Could you extract every entry below and reproduce it exactly?

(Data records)
/---

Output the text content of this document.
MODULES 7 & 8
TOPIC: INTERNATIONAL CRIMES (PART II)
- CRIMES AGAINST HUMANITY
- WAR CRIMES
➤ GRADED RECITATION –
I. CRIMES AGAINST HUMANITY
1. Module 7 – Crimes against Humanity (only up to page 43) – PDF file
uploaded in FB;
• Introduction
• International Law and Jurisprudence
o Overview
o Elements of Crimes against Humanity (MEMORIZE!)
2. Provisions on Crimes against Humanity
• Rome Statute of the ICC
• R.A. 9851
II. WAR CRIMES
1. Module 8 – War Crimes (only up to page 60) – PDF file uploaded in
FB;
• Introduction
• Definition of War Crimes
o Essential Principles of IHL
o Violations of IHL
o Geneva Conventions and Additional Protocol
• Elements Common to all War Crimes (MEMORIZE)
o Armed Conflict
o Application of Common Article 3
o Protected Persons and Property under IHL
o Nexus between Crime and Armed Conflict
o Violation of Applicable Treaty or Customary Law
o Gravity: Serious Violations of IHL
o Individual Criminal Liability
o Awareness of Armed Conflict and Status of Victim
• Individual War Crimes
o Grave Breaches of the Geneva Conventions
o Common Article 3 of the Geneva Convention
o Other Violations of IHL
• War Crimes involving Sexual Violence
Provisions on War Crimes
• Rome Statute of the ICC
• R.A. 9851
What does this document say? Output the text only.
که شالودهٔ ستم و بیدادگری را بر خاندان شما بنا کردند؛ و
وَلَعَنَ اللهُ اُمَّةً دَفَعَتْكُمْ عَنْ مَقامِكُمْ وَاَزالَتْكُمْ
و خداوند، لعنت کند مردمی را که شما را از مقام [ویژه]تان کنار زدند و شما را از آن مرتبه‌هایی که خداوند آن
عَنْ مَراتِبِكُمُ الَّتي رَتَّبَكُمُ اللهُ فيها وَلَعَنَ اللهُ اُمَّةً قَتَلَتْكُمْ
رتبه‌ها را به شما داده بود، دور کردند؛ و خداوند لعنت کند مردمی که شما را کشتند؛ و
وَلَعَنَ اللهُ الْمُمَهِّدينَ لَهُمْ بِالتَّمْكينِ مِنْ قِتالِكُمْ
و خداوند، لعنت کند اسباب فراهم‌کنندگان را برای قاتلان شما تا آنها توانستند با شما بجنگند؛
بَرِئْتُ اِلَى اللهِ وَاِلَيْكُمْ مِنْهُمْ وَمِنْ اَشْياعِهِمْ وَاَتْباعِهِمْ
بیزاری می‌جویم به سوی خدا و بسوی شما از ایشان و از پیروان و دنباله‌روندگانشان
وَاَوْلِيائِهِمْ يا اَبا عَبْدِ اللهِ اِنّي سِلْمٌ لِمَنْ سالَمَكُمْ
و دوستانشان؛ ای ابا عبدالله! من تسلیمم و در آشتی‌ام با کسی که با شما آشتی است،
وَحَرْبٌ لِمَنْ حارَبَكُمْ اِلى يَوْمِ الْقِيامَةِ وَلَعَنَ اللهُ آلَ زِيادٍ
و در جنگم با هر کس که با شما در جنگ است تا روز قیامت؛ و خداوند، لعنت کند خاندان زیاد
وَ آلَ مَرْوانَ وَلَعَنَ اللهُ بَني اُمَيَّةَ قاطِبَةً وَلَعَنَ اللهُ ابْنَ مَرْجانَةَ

\---

» Solution for this task
Output the text content of this document.
MODULES 7 & 8
TOPIC: INTERNATIONAL CRIMES (PART II)
- CRIMES AGAINST HUMANITY
- WAR CRIMES
➤ GRADED RECITATION –
I. CRIMES AGAINST HUMANITY
1. Module 7 – Crimes against Humanity (only up to page 43) – PDF file
uploaded in FB;
• Introduction
• International Law and Jurisprudence
o Overview
o Elements of Crimes against Humanity (MEMORIZE!)
2. Provisions on Crimes against Humanity
• Rome Statute of the ICC
• R.A. 9851
II. WAR CRIMES
1. Module 8 – War Crimes (only up to page 60) – PDF file uploaded in
FB;
• Introduction
• Definition of War Crimes
o Essential Principles of IHL
o Violations of IHL
o Geneva Conventions and Additional Protocol
• Elements Common to all War Crimes (MEMORIZE)
o Armed Conflict
o Application of Common Article 3
o Protected Persons and Property under IHL
o Nexus between Crime and Armed Conflict
o Violation of Applicable Treaty or Customary Law
o Gravity: Serious Violations of IHL
o Individual Criminal Liability
o Awareness of Armed Conflict and Status of Victim
• Individual War Crimes
o Grave Breaches of the Geneva Conventions
o Common Article 3 of the Geneva Convention
o Other Violations of IHL
• War Crimes involving Sexual Violence
Provisions on War Crimes
• Rome Statute of the ICC
• R.A. 9851
What does this document say? Output the text only.
که شالودهٔ ستم و بیدادگری را بر خاندان شما بنا کردند؛ و
وَلَعَنَ اللهُ اُمَّةً دَفَعَتْكُمْ عَنْ مَقامِكُمْ وَاَزالَتْكُمْ
و خداوند، لعنت کند مردمی را که شما را از مقام [ویژه]تان کنار زدند و شما را از آن مرتبه‌هایی که خداوند آن
عَنْ مَراتِبِكُمُ الَّتي رَتَّبَكُمُ اللهُ فيها وَلَعَنَ اللهُ اُمَّةً قَتَلَتْكُمْ
رتبه‌ها را به شما داده بود، دور کردند؛ و خداوند لعنت کند مردمی که شما را کشتند؛ و
وَلَعَنَ اللهُ الْمُمَهِّدينَ لَهُمْ بِالتَّمْكينِ مِنْ قِتالِكُمْ
و خداوند، لعنت کند اسباب فراهم‌کنندگان را برای قاتلان شما تا آنها توانستند با شما بجنگند؛
بَرِئْتُ اِلَى اللهِ وَاِلَيْكُمْ مِنْهُمْ وَمِنْ اَشْياعِهِمْ وَاَتْباعِهِمْ
بیزاری می‌جویم به سوی خدا و بسوی شما از ایشان و از پیروان و دنباله‌روندگانشان
وَاَوْلِيائِهِمْ يا اَبا عَبْدِ اللهِ اِنّي سِلْمٌ لِمَنْ سالَمَكُمْ
و دوستانشان؛ ای ابا عبدالله! من تسلیمم و در آشتی‌ام با کسی که با شما آشتی است،
وَحَرْبٌ لِمَنْ حارَبَكُمْ اِلى يَوْمِ الْقِيامَةِ وَلَعَنَ اللهُ آلَ زِيادٍ
و در جنگم با هر کس که با شما در جنگ است تا روز قیامت؛ و خداوند، لعنت کند خاندان زیاد
وَ آلَ مَرْوانَ وَلَعَنَ اللهُ بَني اُمَيَّةَ قاطِبَةً وَلَعَنَ اللهُ ابْنَ مَرْجانَةَ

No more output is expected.